> [TASK INSTRUCTIONS]: Find all lines in the listing that include the word "https", then copy them.

> [Some records]:

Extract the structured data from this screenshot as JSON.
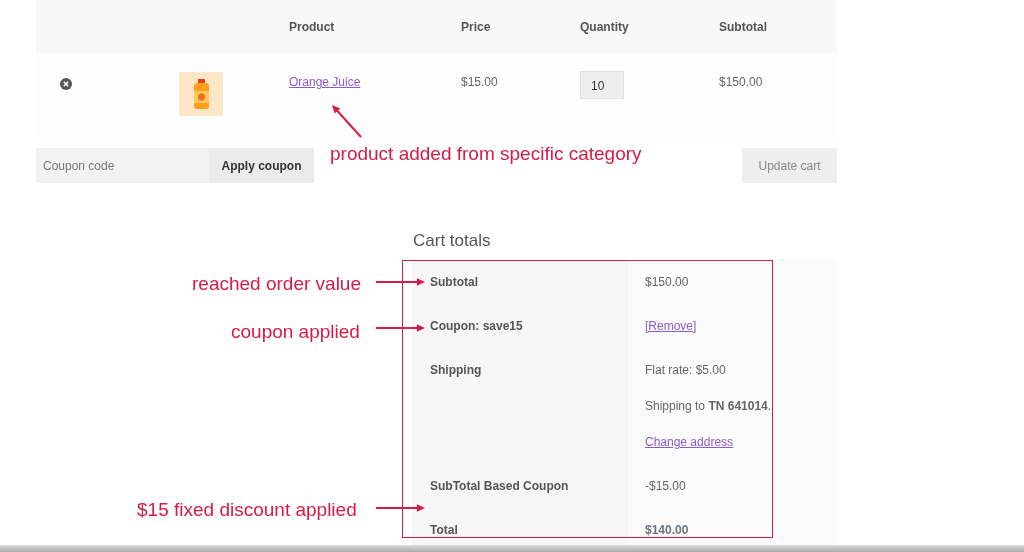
{
  "cart_table": {
    "columns": [
      "Product",
      "Price",
      "Quantity",
      "Subtotal"
    ],
    "items": [
      {
        "product": "Orange Juice",
        "price": "$15.00",
        "quantity": "10",
        "subtotal": "$150.00"
      }
    ]
  },
  "coupon_form": {
    "placeholder": "Coupon code",
    "apply_button": "Apply coupon",
    "update_button": "Update cart"
  },
  "cart_totals": {
    "title": "Cart totals",
    "rows": [
      {
        "kind": "amount",
        "label": "Subtotal",
        "value": "$150.00"
      },
      {
        "kind": "coupon",
        "label": "Coupon: save15",
        "link": "[Remove]"
      },
      {
        "kind": "shipping",
        "label": "Shipping",
        "lines": [
          "Flat rate: $5.00",
          "Shipping to **TN 641014**."
        ],
        "link": "Change address"
      },
      {
        "kind": "amount",
        "label": "SubTotal Based Coupon",
        "value": "-$15.00"
      },
      {
        "kind": "total",
        "label": "Total",
        "value": "$140.00"
      }
    ]
  },
  "annotations": [
    "product added from specific category",
    "reached order value",
    "coupon applied",
    "$15 fixed discount applied"
  ]
}
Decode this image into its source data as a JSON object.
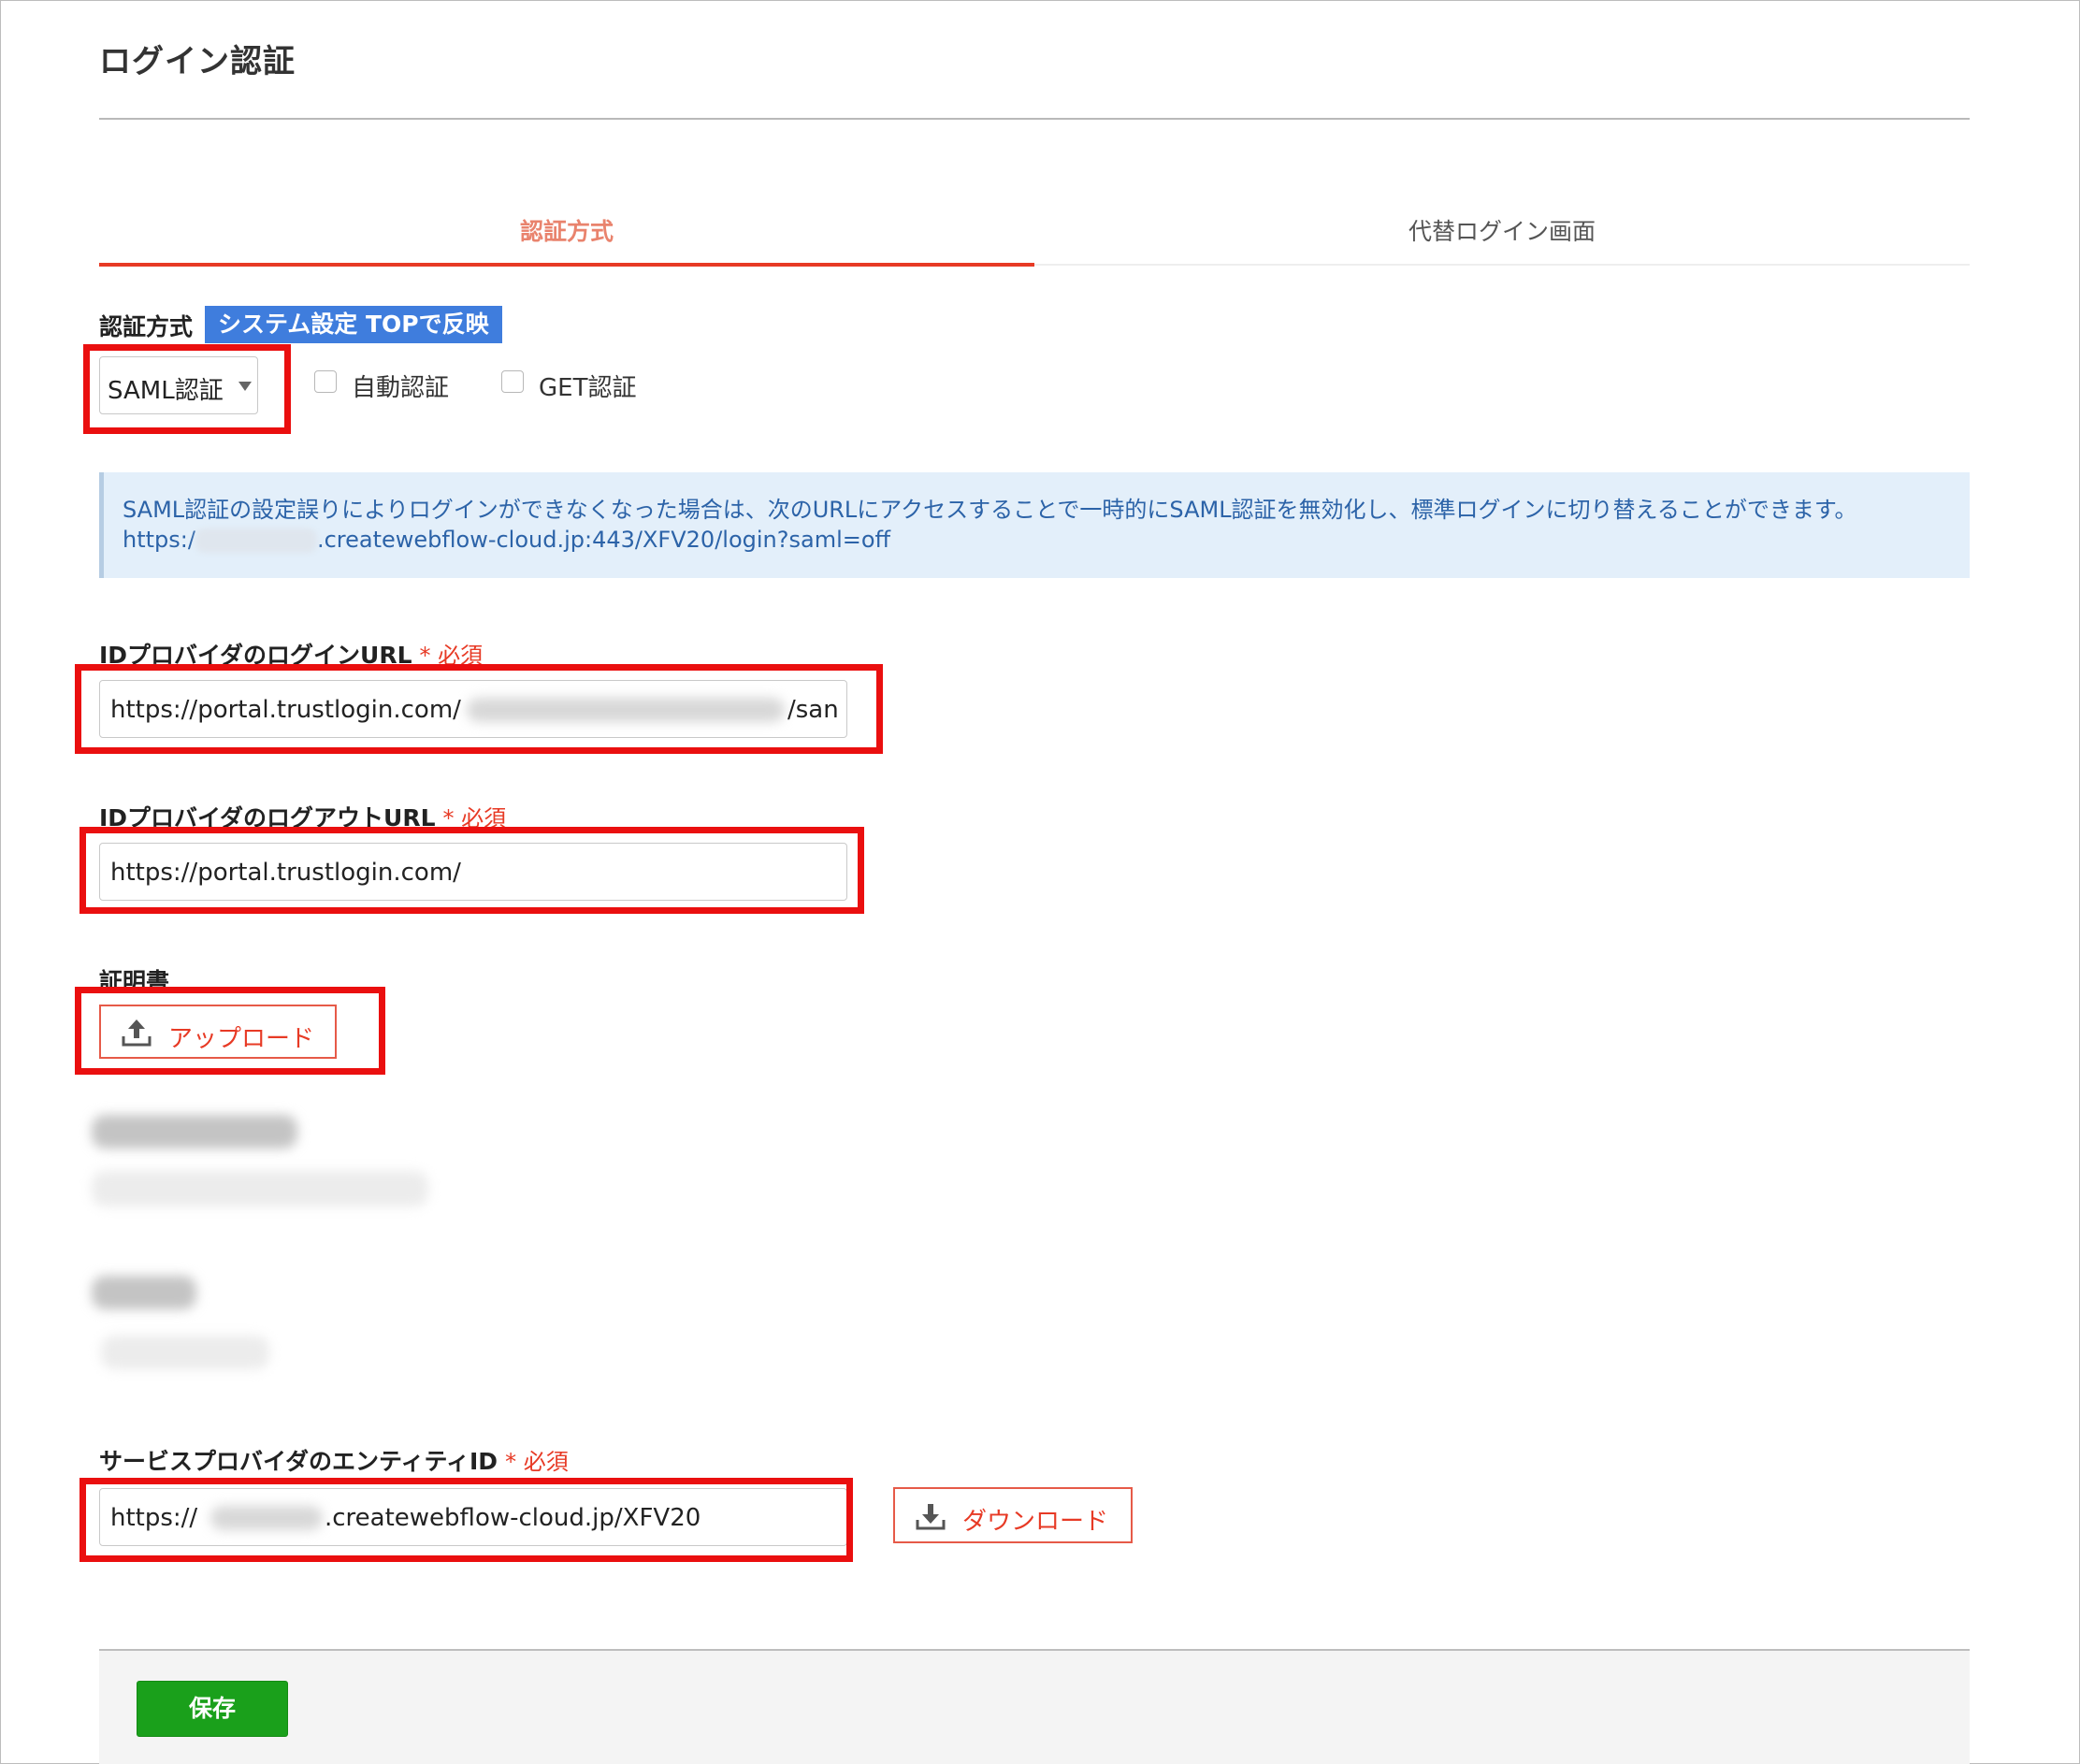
{
  "page": {
    "title": "ログイン認証"
  },
  "tabs": [
    {
      "label": "認証方式",
      "active": true
    },
    {
      "label": "代替ログイン画面",
      "active": false
    }
  ],
  "auth_method": {
    "label": "認証方式",
    "badge": "システム設定 TOPで反映",
    "select_value": "SAML認証",
    "checkboxes": [
      {
        "label": "自動認証",
        "checked": false
      },
      {
        "label": "GET認証",
        "checked": false
      }
    ]
  },
  "notice": {
    "line1": "SAML認証の設定誤りによりログインができなくなった場合は、次のURLにアクセスすることで一時的にSAML認証を無効化し、標準ログインに切り替えることができます。",
    "url_prefix": "https:/",
    "url_suffix": ".createwebflow-cloud.jp:443/XFV20/login?saml=off"
  },
  "idp_login": {
    "label": "IDプロバイダのログインURL",
    "required": "* 必須",
    "value_prefix": "https://portal.trustlogin.com/",
    "value_suffix": "/san"
  },
  "idp_logout": {
    "label": "IDプロバイダのログアウトURL",
    "required": "* 必須",
    "value": "https://portal.trustlogin.com/"
  },
  "certificate": {
    "label": "証明書",
    "upload_label": "アップロード"
  },
  "sp_entity": {
    "label": "サービスプロバイダのエンティティID",
    "required": "* 必須",
    "value_prefix": "https://",
    "value_suffix": ".createwebflow-cloud.jp/XFV20",
    "download_label": "ダウンロード"
  },
  "footer": {
    "save_label": "保存"
  },
  "colors": {
    "accent_red": "#e73a25",
    "badge_blue": "#3f7ddd",
    "notice_bg": "#e3effa",
    "highlight_red": "#ea0f0f",
    "save_green": "#1aa01b"
  }
}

> [WRITTEN ANSWER]:
    "url_prefix": "https:/",
    "value_prefix": "https://portal.trustlogin.com/",
    "value": "https://portal.trustlogin.com/"
    "value_prefix": "https://",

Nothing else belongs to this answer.